— Start of Material for this exercise —
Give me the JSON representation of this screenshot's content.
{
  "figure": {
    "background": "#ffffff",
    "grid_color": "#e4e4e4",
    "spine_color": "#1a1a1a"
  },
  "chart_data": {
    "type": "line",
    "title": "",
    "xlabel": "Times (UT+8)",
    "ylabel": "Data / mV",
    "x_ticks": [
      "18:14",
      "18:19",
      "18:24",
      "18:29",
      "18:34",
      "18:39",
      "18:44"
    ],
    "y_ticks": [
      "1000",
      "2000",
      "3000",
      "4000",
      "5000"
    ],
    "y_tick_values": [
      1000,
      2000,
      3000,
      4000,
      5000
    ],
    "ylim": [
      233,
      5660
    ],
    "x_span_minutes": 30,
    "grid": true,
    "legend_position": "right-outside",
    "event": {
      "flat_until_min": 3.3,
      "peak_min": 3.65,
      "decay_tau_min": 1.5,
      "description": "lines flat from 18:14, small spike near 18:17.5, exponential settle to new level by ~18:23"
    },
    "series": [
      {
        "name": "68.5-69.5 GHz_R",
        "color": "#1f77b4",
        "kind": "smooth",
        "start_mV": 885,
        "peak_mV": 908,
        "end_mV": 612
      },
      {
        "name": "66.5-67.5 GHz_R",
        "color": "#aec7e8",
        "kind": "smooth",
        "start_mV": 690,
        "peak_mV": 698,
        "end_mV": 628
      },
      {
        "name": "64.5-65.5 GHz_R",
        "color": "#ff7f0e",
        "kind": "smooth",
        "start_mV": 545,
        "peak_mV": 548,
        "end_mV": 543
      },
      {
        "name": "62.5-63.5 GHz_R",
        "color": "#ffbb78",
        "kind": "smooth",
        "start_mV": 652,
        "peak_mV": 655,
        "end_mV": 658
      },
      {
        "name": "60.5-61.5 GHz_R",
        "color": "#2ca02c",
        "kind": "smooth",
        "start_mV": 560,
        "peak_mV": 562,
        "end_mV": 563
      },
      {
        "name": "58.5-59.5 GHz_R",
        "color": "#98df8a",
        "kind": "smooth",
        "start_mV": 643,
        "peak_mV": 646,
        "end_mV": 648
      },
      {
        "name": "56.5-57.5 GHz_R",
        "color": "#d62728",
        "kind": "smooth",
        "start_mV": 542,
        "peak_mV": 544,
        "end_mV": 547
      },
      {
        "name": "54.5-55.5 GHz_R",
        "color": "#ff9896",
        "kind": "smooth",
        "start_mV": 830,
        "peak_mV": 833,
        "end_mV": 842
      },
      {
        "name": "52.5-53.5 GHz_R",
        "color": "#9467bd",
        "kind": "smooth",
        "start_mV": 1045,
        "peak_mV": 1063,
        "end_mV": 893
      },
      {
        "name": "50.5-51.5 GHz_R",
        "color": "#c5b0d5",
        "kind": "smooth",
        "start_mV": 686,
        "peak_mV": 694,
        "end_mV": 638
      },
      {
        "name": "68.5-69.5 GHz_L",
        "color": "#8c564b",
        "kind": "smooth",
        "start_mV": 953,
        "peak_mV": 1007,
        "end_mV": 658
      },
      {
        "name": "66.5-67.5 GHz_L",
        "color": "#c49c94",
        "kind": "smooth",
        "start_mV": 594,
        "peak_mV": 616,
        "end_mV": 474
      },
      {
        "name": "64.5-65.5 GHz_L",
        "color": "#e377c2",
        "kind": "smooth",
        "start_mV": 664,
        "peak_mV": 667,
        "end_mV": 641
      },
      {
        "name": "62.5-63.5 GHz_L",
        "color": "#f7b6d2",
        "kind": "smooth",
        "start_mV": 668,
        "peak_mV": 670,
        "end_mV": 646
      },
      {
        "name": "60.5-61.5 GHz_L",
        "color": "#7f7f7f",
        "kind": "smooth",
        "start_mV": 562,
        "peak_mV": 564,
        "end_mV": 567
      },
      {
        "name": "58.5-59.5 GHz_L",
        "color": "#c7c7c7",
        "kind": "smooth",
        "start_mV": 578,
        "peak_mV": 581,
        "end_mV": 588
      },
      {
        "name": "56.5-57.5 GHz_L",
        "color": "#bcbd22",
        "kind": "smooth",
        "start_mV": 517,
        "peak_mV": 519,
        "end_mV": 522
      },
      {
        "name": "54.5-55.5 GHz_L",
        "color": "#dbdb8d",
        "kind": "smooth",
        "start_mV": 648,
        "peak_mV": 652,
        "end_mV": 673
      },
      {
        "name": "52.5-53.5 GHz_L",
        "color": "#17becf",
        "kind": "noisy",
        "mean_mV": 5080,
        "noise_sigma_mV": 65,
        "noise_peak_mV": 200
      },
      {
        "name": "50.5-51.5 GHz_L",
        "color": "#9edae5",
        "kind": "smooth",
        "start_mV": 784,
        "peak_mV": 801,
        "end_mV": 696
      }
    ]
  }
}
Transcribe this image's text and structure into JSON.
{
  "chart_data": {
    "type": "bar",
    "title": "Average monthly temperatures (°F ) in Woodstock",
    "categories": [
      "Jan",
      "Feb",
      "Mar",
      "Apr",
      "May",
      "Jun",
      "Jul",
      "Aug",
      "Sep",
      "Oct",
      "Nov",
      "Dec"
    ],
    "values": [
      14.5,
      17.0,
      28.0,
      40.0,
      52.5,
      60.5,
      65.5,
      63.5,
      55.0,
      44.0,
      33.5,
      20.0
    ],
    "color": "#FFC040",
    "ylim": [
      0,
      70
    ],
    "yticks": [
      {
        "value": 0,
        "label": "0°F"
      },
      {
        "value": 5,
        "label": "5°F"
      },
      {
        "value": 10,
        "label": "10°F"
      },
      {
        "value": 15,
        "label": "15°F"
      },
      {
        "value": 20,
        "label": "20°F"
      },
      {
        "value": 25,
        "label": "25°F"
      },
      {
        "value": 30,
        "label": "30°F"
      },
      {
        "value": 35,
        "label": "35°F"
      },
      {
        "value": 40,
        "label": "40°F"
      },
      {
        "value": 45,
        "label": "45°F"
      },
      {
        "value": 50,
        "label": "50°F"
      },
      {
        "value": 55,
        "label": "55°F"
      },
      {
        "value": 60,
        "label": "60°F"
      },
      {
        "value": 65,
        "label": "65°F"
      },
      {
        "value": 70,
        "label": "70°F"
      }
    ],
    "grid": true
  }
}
— End of Material for this exercise —
Stated task → Your task is to repeat every line exactly.

Solution to this problem →
Give me the JSON representation of this screenshot's content.
{
  "figure": {
    "background": "#ffffff",
    "grid_color": "#e4e4e4",
    "spine_color": "#1a1a1a"
  },
  "chart_data": {
    "type": "line",
    "title": "",
    "xlabel": "Times (UT+8)",
    "ylabel": "Data / mV",
    "x_ticks": [
      "18:14",
      "18:19",
      "18:24",
      "18:29",
      "18:34",
      "18:39",
      "18:44"
    ],
    "y_ticks": [
      "1000",
      "2000",
      "3000",
      "4000",
      "5000"
    ],
    "y_tick_values": [
      1000,
      2000,
      3000,
      4000,
      5000
    ],
    "ylim": [
      233,
      5660
    ],
    "x_span_minutes": 30,
    "grid": true,
    "legend_position": "right-outside",
    "event": {
      "flat_until_min": 3.3,
      "peak_min": 3.65,
      "decay_tau_min": 1.5,
      "description": "lines flat from 18:14, small spike near 18:17.5, exponential settle to new level by ~18:23"
    },
    "series": [
      {
        "name": "68.5-69.5 GHz_R",
        "color": "#1f77b4",
        "kind": "smooth",
        "start_mV": 885,
        "peak_mV": 908,
        "end_mV": 612
      },
      {
        "name": "66.5-67.5 GHz_R",
        "color": "#aec7e8",
        "kind": "smooth",
        "start_mV": 690,
        "peak_mV": 698,
        "end_mV": 628
      },
      {
        "name": "64.5-65.5 GHz_R",
        "color": "#ff7f0e",
        "kind": "smooth",
        "start_mV": 545,
        "peak_mV": 548,
        "end_mV": 543
      },
      {
        "name": "62.5-63.5 GHz_R",
        "color": "#ffbb78",
        "kind": "smooth",
        "start_mV": 652,
        "peak_mV": 655,
        "end_mV": 658
      },
      {
        "name": "60.5-61.5 GHz_R",
        "color": "#2ca02c",
        "kind": "smooth",
        "start_mV": 560,
        "peak_mV": 562,
        "end_mV": 563
      },
      {
        "name": "58.5-59.5 GHz_R",
        "color": "#98df8a",
        "kind": "smooth",
        "start_mV": 643,
        "peak_mV": 646,
        "end_mV": 648
      },
      {
        "name": "56.5-57.5 GHz_R",
        "color": "#d62728",
        "kind": "smooth",
        "start_mV": 542,
        "peak_mV": 544,
        "end_mV": 547
      },
      {
        "name": "54.5-55.5 GHz_R",
        "color": "#ff9896",
        "kind": "smooth",
        "start_mV": 830,
        "peak_mV": 833,
        "end_mV": 842
      },
      {
        "name": "52.5-53.5 GHz_R",
        "color": "#9467bd",
        "kind": "smooth",
        "start_mV": 1045,
        "peak_mV": 1063,
        "end_mV": 893
      },
      {
        "name": "50.5-51.5 GHz_R",
        "color": "#c5b0d5",
        "kind": "smooth",
        "start_mV": 686,
        "peak_mV": 694,
        "end_mV": 638
      },
      {
        "name": "68.5-69.5 GHz_L",
        "color": "#8c564b",
        "kind": "smooth",
        "start_mV": 953,
        "peak_mV": 1007,
        "end_mV": 658
      },
      {
        "name": "66.5-67.5 GHz_L",
        "color": "#c49c94",
        "kind": "smooth",
        "start_mV": 594,
        "peak_mV": 616,
        "end_mV": 474
      },
      {
        "name": "64.5-65.5 GHz_L",
        "color": "#e377c2",
        "kind": "smooth",
        "start_mV": 664,
        "peak_mV": 667,
        "end_mV": 641
      },
      {
        "name": "62.5-63.5 GHz_L",
        "color": "#f7b6d2",
        "kind": "smooth",
        "start_mV": 668,
        "peak_mV": 670,
        "end_mV": 646
      },
      {
        "name": "60.5-61.5 GHz_L",
        "color": "#7f7f7f",
        "kind": "smooth",
        "start_mV": 562,
        "peak_mV": 564,
        "end_mV": 567
      },
      {
        "name": "58.5-59.5 GHz_L",
        "color": "#c7c7c7",
        "kind": "smooth",
        "start_mV": 578,
        "peak_mV": 581,
        "end_mV": 588
      },
      {
        "name": "56.5-57.5 GHz_L",
        "color": "#bcbd22",
        "kind": "smooth",
        "start_mV": 517,
        "peak_mV": 519,
        "end_mV": 522
      },
      {
        "name": "54.5-55.5 GHz_L",
        "color": "#dbdb8d",
        "kind": "smooth",
        "start_mV": 648,
        "peak_mV": 652,
        "end_mV": 673
      },
      {
        "name": "52.5-53.5 GHz_L",
        "color": "#17becf",
        "kind": "noisy",
        "mean_mV": 5080,
        "noise_sigma_mV": 65,
        "noise_peak_mV": 200
      },
      {
        "name": "50.5-51.5 GHz_L",
        "color": "#9edae5",
        "kind": "smooth",
        "start_mV": 784,
        "peak_mV": 801,
        "end_mV": 696
      }
    ]
  }
}
Transcribe this image's text and structure into JSON.
{
  "chart_data": {
    "type": "bar",
    "title": "Average monthly temperatures (°F ) in Woodstock",
    "categories": [
      "Jan",
      "Feb",
      "Mar",
      "Apr",
      "May",
      "Jun",
      "Jul",
      "Aug",
      "Sep",
      "Oct",
      "Nov",
      "Dec"
    ],
    "values": [
      14.5,
      17.0,
      28.0,
      40.0,
      52.5,
      60.5,
      65.5,
      63.5,
      55.0,
      44.0,
      33.5,
      20.0
    ],
    "color": "#FFC040",
    "ylim": [
      0,
      70
    ],
    "yticks": [
      {
        "value": 0,
        "label": "0°F"
      },
      {
        "value": 5,
        "label": "5°F"
      },
      {
        "value": 10,
        "label": "10°F"
      },
      {
        "value": 15,
        "label": "15°F"
      },
      {
        "value": 20,
        "label": "20°F"
      },
      {
        "value": 25,
        "label": "25°F"
      },
      {
        "value": 30,
        "label": "30°F"
      },
      {
        "value": 35,
        "label": "35°F"
      },
      {
        "value": 40,
        "label": "40°F"
      },
      {
        "value": 45,
        "label": "45°F"
      },
      {
        "value": 50,
        "label": "50°F"
      },
      {
        "value": 55,
        "label": "55°F"
      },
      {
        "value": 60,
        "label": "60°F"
      },
      {
        "value": 65,
        "label": "65°F"
      },
      {
        "value": 70,
        "label": "70°F"
      }
    ],
    "grid": true
  }
}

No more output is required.